WHAT IS EXPECTED
Read the entries below and pull out each line with the string "ہونے".

INFORMATION GIVEN
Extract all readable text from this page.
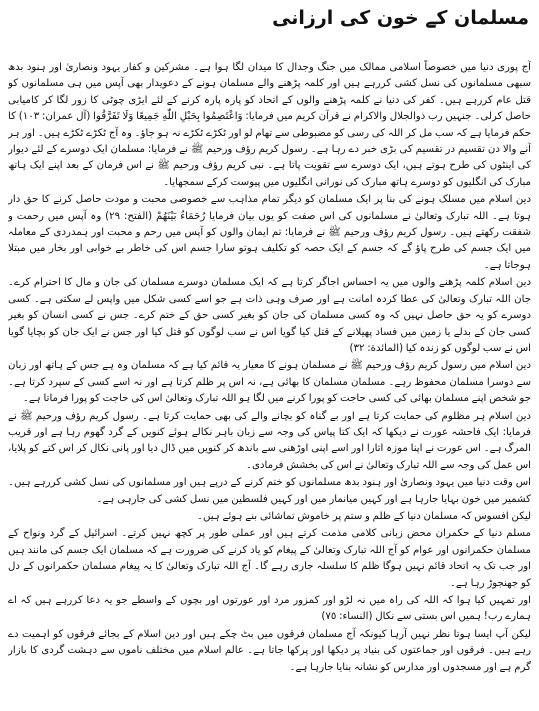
مسلمان کے خون کی ارزانی

آج پوری دنیا میں خصوصاً اسلامی ممالک میں جنگ وجدال کا میدان لگا ہوا ہے۔ مشرکین و کفار یہود ونصاریٰ اور ہنود بدھ سبھی مسلمانوں کی نسل کشی کررہے ہیں اور کلمہ پڑھنے والے مسلمان ہونے کے دعویدار بھی آپس میں ہی مسلمانوں کو قتل عام کررہے ہیں۔ کفر کی دنیا نے کلمہ پڑھنے والوں کے اتحاد کو پارہ پارہ کرنے کے لئے ایڑی چوٹی کا زور لگا کر کامیابی حاصل کرلی۔ جنہیں رب ذوالجلال والاکرام نے قرآن کریم میں فرمایا: وَاعْتَصِمُوا بِحَبْلِ اللّٰهِ جَمِيعًا وَلَا تَفَرَّقُوا (آل عمران: ١٠٣) کا حکم فرمایا ہے کہ سب مل کر اللہ کی رسی کو مضبوطی سے تھام لو اور ٹکڑے ٹکڑے نہ ہو جاؤ۔ وہ آج ٹکڑے ٹکڑے ہیں۔ اور ہر آنے والا دن تقسیم در تقسیم کی بڑی خبر دے رہا ہے۔ رسول کریم رؤف ورحیم ﷺ نے فرمایا: مسلمان ایک دوسرے کے لئے دیوار کی اینٹوں کی طرح ہوتے ہیں، ایک دوسرے سے تقویت پاتا ہے۔ نبی کریم رؤف ورحیم ﷺ نے اس فرمان کے بعد اپنے ایک ہاتھ مبارک کی انگلیوں کو دوسرے ہاتھ مبارک کی نورانی انگلیوں میں پیوست کرکے سمجھایا۔

دین اسلام میں مسلک ہونے کی بنا پر ایک مسلمان کو دیگر تمام مذاہب سے خصوصی محبت و مودت حاصل کرنے کا حق دار ہوتا ہے۔ اللہ تبارک وتعالیٰ نے مسلمانوں کی اس صفت کو یوں بیان فرمایا رُحَمَاءُ بَيْنَهُمْ (الفتح: ٢٩) وہ آپس میں رحمت و شفقت رکھتے ہیں۔ رسول کریم رؤف ورحیم ﷺ نے فرمایا: تم ایمان والوں کو آپس میں رحم و محبت اور ہمدردی کے معاملہ میں ایک جسم کی طرح پاؤ گے کہ جسم کے ایک حصہ کو تکلیف ہوتو سارا جسم اس کی خاطر بے خوابی اور بخار میں مبتلا ہوجاتا ہے۔

دین اسلام کلمہ پڑھنے والوں میں یہ احساس اجاگر کرتا ہے کہ ایک مسلمان دوسرے مسلمان کی جان و مال کا احترام کرے۔ جان اللہ تبارک وتعالیٰ کی عطا کردہ امانت ہے اور صرف وہی ذات ہے جو اسے کسی شکل میں واپس لے سکتی ہے۔ کسی دوسرے کو یہ حق حاصل نہیں کہ وہ کسی مسلمان کی جان کو بغیر کسی حق کے ختم کرے۔ جس نے کسی انسان کو بغیر کسی جان کے بدلے یا زمین میں فساد پھیلانے کے قتل کیا گویا اس نے سب لوگوں کو قتل کیا اور جس نے ایک جان کو بچایا گویا اس نے سب لوگوں کو زندہ کیا (المائدة: ٣٢)

دین اسلام میں رسول کریم رؤف ورحیم ﷺ نے مسلمان ہونے کا معیار یہ قائم کیا ہے کہ مسلمان وہ ہے جس کے ہاتھ اور زبان سے دوسرا مسلمان محفوظ رہے۔ مسلمان مسلمان کا بھائی ہے، نہ اس پر ظلم کرتا ہے اور نہ اسے کسی کے سپرد کرتا ہے۔ جو شخص اپنے مسلمان بھائی کی کسی حاجت کو پورا کرنے میں لگا ہو اللہ تبارک وتعالیٰ اس کی حاجت کو پورا فرماتا ہے۔

دین اسلام ہر مظلوم کی حمایت کرتا ہے اور بے گناہ کو بچانے والے کی بھی حمایت کرتا ہے۔ رسول کریم رؤف ورحیم ﷺ نے فرمایا: ایک فاحشہ عورت نے دیکھا کہ ایک کتا پیاس کی وجہ سے زبان باہر نکالے ہوئے کنویں کے گرد گھوم رہا ہے اور قریب المرگ ہے۔ اس عورت نے اپنا موزہ اتارا اور اسے اپنی اوڑھنی سے باندھ کر کنویں میں ڈال دیا اور پانی نکال کر اس کتے کو پلایا، اس عمل کی وجہ سے اللہ تبارک وتعالیٰ نے اس کی بخشش فرمادی۔

اس وقت دنیا میں یہود ونصاریٰ اور ہنود بدھ مسلمانوں کو ختم کرنے کے درپے ہیں اور مسلمانوں کی نسل کشی کررہے ہیں۔ کشمیر میں خون بہایا جارہا ہے اور کہیں میانمار میں اور کہیں فلسطین میں نسل کشی کی جارہی ہے۔

لیکن افسوس کہ مسلمان دنیا کے ظلم و ستم پر خاموش تماشائی بنے ہوئے ہیں۔

مسلم دنیا کے حکمران محض زبانی کلامی مذمت کرتے ہیں اور عملی طور پر کچھ نہیں کرتے۔ اسرائیل کے گرد ونواح کے مسلمان حکمرانوں اور عوام کو آج اللہ تبارک وتعالیٰ کے پیغام کو یاد کرنے کی ضرورت ہے کہ مسلمان ایک جسم کی مانند ہیں اور جب تک یہ اتحاد قائم نہیں ہوگا ظلم کا سلسلہ جاری رہے گا۔ آج اللہ تبارک وتعالیٰ کا یہ پیغام مسلمان حکمرانوں کے دل کو جھنجوڑ رہا ہے۔

اور تمہیں کیا ہوا کہ اللہ کی راہ میں نہ لڑو اور کمزور مرد اور عورتوں اور بچوں کے واسطے جو یہ دعا کررہے ہیں کہ اے ہمارے رب! ہمیں اس بستی سے نکال (النساء: ٧٥)

لیکن آپ ایسا ہوتا نظر نہیں آرہا کیونکہ آج مسلمان فرقوں میں بٹ چکے ہیں اور دین اسلام کے بجائے فرقوں کو اہمیت دے رہے ہیں۔ فرقوں اور جماعتوں کی بنیاد پر دیکھا اور پرکھا جاتا ہے۔ عالم اسلام میں مختلف ناموں سے دہشت گردی کا بازار گرم ہے اور مسجدوں اور مدارس کو نشانہ بنایا جارہا ہے۔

TASK SOLUTION
آج پوری دنیا میں خصوصاً اسلامی ممالک میں جنگ وجدال کا میدان لگا ہوا ہے۔ مشرکین و کفار یہود ونصاریٰ اور ہنود بدھ سبھی مسلمانوں کی نسل کشی کررہے ہیں اور کلمہ پڑھنے والے مسلمان ہونے کے دعویدار بھی آپس میں ہی مسلمانوں کو قتل عام کررہے ہیں۔ کفر کی دنیا نے کلمہ پڑھنے والوں کے اتحاد کو پارہ پارہ کرنے کے لئے ایڑی چوٹی کا زور لگا کر کامیابی حاصل کرلی۔ جنہیں رب ذوالجلال والاکرام نے قرآن کریم میں فرمایا: وَاعْتَصِمُوا بِحَبْلِ اللّٰهِ جَمِيعًا وَلَا تَفَرَّقُوا (آل عمران: ١٠٣) کا حکم فرمایا ہے کہ سب مل کر اللہ کی رسی کو مضبوطی سے تھام لو اور ٹکڑے ٹکڑے نہ ہو جاؤ۔ وہ آج ٹکڑے ٹکڑے ہیں۔ اور ہر آنے والا دن تقسیم در تقسیم کی بڑی خبر دے رہا ہے۔ رسول کریم رؤف ورحیم ﷺ نے فرمایا: مسلمان ایک دوسرے کے لئے دیوار کی اینٹوں کی طرح ہوتے ہیں، ایک دوسرے سے تقویت پاتا ہے۔ نبی کریم رؤف ورحیم ﷺ نے اس فرمان کے بعد اپنے ایک ہاتھ مبارک کی انگلیوں کو دوسرے ہاتھ مبارک کی نورانی انگلیوں میں پیوست کرکے سمجھایا۔
دین اسلام میں مسلک ہونے کی بنا پر ایک مسلمان کو دیگر تمام مذاہب سے خصوصی محبت و مودت حاصل کرنے کا حق دار ہوتا ہے۔ اللہ تبارک وتعالیٰ نے مسلمانوں کی اس صفت کو یوں بیان فرمایا رُحَمَاءُ بَيْنَهُمْ (الفتح: ٢٩) وہ آپس میں رحمت و شفقت رکھتے ہیں۔ رسول کریم رؤف ورحیم ﷺ نے فرمایا: تم ایمان والوں کو آپس میں رحم و محبت اور ہمدردی کے معاملہ میں ایک جسم کی طرح پاؤ گے کہ جسم کے ایک حصہ کو تکلیف ہوتو سارا جسم اس کی خاطر بے خوابی اور بخار میں مبتلا ہوجاتا ہے۔
دین اسلام میں رسول کریم رؤف ورحیم ﷺ نے مسلمان ہونے کا معیار یہ قائم کیا ہے کہ مسلمان وہ ہے جس کے ہاتھ اور زبان سے دوسرا مسلمان محفوظ رہے۔ مسلمان مسلمان کا بھائی ہے، نہ اس پر ظلم کرتا ہے اور نہ اسے کسی کے سپرد کرتا ہے۔ جو شخص اپنے مسلمان بھائی کی کسی حاجت کو پورا کرنے میں لگا ہو اللہ تبارک وتعالیٰ اس کی حاجت کو پورا فرماتا ہے۔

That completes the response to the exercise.